Extracted data entries
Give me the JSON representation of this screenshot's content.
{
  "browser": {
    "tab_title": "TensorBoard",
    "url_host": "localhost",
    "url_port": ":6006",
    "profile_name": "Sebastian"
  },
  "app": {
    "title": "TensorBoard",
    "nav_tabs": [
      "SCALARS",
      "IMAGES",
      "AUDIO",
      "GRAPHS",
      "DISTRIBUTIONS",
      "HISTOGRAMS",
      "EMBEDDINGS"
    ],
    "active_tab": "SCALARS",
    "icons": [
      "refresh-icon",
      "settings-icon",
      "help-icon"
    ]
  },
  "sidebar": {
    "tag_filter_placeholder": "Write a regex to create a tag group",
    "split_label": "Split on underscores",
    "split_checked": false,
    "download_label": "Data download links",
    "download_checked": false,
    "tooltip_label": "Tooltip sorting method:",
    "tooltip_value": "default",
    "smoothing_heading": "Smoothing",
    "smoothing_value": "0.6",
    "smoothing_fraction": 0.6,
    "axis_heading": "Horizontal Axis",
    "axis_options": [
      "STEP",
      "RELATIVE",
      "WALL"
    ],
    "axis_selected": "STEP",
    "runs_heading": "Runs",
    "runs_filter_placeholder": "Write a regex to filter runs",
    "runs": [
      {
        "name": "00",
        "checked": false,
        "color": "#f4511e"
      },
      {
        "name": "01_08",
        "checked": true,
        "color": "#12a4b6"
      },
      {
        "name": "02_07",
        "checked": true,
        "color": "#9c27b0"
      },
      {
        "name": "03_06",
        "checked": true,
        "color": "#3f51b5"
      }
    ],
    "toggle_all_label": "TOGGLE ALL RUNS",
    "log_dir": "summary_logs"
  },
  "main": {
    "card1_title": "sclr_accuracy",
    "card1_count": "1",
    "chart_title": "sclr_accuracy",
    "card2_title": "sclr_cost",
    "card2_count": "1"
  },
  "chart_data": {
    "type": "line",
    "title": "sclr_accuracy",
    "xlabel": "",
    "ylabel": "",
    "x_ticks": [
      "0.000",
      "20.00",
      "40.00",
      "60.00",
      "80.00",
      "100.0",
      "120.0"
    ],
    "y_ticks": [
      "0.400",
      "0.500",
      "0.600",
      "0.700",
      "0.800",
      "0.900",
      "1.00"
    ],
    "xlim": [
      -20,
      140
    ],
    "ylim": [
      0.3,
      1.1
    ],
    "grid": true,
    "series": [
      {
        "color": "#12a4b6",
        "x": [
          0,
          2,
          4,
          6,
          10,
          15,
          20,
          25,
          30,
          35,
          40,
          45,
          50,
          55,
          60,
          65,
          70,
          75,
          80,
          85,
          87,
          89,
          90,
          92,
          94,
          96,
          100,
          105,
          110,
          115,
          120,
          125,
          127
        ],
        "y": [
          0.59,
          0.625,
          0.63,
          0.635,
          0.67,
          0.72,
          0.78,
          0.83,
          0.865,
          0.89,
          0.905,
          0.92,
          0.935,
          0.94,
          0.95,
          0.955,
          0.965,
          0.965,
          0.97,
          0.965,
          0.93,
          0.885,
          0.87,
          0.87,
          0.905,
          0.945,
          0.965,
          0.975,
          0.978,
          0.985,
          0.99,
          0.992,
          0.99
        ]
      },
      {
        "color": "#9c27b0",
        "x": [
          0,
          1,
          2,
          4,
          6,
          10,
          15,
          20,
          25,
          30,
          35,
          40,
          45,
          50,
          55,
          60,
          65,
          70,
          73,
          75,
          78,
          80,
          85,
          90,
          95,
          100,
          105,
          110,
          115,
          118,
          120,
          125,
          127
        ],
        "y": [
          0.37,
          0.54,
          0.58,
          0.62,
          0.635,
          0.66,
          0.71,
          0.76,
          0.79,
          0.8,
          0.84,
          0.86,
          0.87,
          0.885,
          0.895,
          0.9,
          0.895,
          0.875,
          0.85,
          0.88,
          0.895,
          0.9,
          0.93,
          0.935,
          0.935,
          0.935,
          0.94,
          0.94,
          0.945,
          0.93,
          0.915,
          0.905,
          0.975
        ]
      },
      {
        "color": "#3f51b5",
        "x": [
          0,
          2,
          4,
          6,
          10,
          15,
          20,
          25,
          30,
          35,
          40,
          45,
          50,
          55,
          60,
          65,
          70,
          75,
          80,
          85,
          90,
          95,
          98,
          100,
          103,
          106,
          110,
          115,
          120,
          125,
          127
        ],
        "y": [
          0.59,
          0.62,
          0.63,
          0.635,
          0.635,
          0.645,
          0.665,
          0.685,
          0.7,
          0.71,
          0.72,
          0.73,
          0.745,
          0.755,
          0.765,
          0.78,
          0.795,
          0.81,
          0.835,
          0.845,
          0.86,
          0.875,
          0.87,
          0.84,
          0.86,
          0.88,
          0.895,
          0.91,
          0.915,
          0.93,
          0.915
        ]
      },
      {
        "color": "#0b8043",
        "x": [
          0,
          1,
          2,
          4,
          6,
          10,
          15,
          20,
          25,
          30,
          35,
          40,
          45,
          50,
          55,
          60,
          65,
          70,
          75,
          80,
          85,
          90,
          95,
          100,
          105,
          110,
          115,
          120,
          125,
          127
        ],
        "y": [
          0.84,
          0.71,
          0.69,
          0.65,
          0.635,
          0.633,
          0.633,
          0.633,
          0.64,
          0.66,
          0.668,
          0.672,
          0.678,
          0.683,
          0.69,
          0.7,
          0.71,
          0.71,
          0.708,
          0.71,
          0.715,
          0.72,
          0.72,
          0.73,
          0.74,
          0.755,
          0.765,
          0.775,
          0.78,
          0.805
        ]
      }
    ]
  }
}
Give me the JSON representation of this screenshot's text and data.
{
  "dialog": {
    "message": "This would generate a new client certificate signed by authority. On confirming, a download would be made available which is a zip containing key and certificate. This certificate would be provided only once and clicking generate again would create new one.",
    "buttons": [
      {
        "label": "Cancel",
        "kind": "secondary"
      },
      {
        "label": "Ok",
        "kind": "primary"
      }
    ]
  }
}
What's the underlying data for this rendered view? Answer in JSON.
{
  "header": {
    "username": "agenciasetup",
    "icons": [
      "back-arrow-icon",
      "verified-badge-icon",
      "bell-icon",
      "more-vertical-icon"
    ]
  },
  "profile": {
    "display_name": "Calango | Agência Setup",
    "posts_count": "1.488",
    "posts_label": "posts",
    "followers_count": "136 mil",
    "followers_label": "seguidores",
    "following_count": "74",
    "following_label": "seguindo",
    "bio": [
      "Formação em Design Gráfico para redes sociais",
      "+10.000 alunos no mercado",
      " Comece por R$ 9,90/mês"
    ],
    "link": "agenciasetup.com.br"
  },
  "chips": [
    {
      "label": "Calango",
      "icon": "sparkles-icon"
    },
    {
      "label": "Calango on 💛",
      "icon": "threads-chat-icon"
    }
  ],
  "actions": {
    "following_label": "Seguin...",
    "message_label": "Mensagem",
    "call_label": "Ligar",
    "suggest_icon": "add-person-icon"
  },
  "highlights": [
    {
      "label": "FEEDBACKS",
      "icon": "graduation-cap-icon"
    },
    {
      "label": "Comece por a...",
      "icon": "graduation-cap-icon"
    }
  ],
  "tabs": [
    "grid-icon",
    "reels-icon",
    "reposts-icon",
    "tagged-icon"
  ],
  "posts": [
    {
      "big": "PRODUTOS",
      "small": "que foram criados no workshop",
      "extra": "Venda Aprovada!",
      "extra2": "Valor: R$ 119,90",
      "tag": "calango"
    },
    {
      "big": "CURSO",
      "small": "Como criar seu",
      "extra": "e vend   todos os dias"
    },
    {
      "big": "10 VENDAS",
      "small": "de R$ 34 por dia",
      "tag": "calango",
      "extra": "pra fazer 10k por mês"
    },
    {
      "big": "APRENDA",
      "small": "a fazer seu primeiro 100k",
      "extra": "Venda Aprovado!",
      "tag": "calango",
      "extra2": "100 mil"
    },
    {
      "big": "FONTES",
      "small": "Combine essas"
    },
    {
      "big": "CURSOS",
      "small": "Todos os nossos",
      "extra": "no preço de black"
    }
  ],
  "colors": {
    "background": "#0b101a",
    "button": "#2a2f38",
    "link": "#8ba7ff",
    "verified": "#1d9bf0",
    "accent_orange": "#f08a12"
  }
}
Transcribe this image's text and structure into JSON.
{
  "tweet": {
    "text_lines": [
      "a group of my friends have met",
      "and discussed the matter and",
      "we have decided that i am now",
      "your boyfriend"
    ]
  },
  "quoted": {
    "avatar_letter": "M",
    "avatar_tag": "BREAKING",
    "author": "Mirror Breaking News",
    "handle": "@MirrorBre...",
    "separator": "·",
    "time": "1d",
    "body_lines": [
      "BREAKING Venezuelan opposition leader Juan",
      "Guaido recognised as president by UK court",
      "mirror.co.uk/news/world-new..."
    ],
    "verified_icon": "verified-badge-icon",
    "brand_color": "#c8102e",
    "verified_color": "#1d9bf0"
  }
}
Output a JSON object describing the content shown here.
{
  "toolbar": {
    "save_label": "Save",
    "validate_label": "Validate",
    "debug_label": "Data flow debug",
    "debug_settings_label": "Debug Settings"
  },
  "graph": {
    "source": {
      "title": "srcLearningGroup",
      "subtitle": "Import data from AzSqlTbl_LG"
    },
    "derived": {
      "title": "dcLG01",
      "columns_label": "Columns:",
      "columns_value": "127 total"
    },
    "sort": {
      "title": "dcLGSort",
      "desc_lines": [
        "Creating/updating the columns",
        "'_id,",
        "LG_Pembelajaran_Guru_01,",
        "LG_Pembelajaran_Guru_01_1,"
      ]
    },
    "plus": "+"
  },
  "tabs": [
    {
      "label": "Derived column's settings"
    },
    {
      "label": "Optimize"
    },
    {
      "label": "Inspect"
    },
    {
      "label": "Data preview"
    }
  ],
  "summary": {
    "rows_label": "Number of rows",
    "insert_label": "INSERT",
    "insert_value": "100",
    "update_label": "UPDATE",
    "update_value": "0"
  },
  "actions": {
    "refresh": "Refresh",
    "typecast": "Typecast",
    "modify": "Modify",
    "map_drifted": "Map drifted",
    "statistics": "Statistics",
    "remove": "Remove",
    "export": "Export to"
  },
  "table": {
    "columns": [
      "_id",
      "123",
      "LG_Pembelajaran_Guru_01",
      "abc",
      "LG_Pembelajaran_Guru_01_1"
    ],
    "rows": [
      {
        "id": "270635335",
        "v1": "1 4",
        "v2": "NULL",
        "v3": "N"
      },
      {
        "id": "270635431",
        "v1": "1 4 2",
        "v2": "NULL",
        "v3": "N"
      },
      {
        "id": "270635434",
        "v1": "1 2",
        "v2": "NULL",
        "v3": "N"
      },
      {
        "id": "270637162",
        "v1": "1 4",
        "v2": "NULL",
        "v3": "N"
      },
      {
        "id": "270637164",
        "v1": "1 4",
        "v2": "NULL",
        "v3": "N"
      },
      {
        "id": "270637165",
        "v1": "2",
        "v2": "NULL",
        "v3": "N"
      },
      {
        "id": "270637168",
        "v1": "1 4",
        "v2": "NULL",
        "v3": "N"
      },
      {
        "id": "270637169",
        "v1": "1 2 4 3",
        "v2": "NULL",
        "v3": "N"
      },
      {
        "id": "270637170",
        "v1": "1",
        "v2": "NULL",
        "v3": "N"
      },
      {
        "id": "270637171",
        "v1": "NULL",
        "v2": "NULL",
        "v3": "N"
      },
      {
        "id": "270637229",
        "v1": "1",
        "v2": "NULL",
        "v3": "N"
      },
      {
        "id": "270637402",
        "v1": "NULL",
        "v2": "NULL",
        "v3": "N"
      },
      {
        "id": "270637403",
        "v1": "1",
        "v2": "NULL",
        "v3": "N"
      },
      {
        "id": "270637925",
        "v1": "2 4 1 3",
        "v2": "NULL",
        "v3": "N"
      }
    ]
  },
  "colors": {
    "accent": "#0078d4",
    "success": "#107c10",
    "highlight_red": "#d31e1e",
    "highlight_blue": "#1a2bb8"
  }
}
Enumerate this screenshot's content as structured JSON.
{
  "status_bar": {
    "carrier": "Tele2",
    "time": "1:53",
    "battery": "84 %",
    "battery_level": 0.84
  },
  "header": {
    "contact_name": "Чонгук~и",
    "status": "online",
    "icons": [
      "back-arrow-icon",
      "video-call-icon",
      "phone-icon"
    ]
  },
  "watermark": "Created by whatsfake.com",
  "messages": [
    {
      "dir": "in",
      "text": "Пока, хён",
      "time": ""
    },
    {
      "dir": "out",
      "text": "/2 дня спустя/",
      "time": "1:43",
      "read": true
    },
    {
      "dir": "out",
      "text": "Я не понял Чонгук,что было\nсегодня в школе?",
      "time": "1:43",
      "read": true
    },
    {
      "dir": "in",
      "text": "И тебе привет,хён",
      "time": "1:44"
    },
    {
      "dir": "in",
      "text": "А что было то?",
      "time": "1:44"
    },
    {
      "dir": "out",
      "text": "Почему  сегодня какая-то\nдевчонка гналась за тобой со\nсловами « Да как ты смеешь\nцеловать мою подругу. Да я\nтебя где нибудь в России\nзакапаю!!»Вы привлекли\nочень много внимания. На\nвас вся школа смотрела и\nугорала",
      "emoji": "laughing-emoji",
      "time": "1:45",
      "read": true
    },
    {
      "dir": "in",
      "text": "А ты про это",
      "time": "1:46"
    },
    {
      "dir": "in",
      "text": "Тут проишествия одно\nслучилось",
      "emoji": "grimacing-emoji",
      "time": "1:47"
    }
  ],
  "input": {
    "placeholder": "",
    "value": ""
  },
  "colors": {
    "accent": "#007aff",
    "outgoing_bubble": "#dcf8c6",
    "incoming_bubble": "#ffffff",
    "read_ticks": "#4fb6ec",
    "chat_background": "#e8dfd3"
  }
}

§ **EXERCISE**: Give only the number of lines in the entries above that hold the string "TensorBoard".

§ **ANSWER TO THE EXERCISE**: 2